**** Provided records ****

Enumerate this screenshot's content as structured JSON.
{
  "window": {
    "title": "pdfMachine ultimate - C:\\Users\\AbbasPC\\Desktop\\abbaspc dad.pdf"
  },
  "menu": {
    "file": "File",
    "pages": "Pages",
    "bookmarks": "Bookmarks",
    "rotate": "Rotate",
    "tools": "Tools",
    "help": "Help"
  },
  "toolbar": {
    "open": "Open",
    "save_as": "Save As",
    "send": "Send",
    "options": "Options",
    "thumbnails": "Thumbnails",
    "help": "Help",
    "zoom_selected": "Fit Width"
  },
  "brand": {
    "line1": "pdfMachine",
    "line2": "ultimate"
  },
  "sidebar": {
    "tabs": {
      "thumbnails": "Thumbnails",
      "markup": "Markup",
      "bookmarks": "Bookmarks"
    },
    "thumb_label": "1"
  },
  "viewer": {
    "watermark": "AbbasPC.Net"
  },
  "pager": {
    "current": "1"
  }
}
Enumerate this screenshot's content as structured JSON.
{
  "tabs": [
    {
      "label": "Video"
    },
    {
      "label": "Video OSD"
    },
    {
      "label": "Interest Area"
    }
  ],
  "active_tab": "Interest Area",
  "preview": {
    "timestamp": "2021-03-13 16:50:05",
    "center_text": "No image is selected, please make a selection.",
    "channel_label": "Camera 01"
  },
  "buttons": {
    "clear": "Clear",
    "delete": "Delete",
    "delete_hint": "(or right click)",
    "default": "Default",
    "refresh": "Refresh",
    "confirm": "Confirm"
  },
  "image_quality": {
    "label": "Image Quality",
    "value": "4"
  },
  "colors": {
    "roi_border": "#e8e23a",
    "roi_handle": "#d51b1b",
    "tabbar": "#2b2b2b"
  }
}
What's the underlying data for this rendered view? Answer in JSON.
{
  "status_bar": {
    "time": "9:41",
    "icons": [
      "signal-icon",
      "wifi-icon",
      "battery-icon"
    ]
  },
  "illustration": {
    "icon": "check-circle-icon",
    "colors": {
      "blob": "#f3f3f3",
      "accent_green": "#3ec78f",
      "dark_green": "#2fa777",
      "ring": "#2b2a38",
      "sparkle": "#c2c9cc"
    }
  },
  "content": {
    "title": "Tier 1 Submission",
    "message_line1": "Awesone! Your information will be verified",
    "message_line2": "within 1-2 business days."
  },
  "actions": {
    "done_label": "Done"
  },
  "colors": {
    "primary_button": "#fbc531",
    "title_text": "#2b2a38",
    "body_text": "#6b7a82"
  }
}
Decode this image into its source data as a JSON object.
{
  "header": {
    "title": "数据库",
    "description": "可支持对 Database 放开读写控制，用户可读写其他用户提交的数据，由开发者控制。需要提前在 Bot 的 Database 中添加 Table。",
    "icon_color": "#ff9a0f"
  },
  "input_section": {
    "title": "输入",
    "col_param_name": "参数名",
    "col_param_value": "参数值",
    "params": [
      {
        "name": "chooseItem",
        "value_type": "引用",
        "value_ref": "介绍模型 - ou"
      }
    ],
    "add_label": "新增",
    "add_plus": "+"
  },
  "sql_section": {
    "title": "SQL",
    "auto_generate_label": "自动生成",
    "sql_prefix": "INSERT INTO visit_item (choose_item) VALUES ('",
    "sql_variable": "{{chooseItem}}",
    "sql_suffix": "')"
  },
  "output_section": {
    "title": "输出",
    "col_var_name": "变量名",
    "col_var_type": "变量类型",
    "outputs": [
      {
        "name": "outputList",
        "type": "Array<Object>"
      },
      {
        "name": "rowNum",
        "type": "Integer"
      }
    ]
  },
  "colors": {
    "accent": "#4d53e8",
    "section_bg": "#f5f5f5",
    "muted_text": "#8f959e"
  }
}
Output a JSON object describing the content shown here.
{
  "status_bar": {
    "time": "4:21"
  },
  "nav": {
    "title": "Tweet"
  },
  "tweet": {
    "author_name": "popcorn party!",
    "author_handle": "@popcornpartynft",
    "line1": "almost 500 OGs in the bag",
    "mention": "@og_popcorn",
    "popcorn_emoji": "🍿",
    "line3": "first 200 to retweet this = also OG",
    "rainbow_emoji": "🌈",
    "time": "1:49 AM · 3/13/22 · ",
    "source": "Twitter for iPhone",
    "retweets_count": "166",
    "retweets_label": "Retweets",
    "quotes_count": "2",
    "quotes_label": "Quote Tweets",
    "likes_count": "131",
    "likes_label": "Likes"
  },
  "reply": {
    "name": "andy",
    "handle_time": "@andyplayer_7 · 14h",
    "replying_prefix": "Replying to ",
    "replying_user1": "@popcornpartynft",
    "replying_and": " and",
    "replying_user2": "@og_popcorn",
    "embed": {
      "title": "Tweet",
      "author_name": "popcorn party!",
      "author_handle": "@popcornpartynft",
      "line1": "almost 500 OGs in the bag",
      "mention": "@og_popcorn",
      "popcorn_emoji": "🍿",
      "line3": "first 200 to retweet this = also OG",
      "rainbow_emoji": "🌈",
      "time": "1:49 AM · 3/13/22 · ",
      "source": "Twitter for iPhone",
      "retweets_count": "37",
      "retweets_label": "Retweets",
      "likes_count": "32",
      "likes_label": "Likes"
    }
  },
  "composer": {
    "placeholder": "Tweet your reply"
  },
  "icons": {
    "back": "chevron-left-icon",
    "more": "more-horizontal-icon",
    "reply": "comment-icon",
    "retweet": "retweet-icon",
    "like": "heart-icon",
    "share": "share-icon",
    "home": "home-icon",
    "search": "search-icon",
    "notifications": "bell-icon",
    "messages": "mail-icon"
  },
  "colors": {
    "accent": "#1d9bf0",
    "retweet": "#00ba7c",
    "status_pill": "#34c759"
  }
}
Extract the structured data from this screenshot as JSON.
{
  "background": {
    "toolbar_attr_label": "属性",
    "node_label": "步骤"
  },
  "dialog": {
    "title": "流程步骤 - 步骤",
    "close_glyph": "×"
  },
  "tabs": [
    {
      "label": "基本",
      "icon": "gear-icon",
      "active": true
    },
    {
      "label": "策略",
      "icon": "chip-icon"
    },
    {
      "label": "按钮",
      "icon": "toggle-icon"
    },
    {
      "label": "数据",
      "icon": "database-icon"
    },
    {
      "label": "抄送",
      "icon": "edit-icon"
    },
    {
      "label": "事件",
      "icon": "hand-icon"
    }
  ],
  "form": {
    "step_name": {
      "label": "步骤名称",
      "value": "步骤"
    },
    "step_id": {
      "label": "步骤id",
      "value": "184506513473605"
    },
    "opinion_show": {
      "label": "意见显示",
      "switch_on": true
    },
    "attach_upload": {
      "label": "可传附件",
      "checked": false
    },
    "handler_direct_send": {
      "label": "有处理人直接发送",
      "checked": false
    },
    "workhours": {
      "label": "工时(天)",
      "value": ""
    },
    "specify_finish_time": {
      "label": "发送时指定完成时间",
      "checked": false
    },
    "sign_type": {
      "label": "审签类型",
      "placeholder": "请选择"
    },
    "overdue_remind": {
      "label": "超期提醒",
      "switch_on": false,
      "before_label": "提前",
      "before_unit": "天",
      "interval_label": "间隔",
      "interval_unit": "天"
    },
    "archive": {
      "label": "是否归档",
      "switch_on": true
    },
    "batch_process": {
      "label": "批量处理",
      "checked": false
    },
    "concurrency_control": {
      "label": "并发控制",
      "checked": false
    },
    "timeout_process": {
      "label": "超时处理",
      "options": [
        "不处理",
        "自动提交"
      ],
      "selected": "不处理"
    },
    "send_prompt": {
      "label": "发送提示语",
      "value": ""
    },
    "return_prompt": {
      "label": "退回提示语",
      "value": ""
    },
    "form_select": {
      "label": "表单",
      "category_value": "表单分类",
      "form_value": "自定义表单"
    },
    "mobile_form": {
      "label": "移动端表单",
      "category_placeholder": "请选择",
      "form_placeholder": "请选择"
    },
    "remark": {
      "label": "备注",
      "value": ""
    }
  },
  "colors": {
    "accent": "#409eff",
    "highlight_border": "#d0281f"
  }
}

****

Task to complete: Of the lines in the entries, how many include the word "Thumbnails"? State only the number.

Solution for this task: 2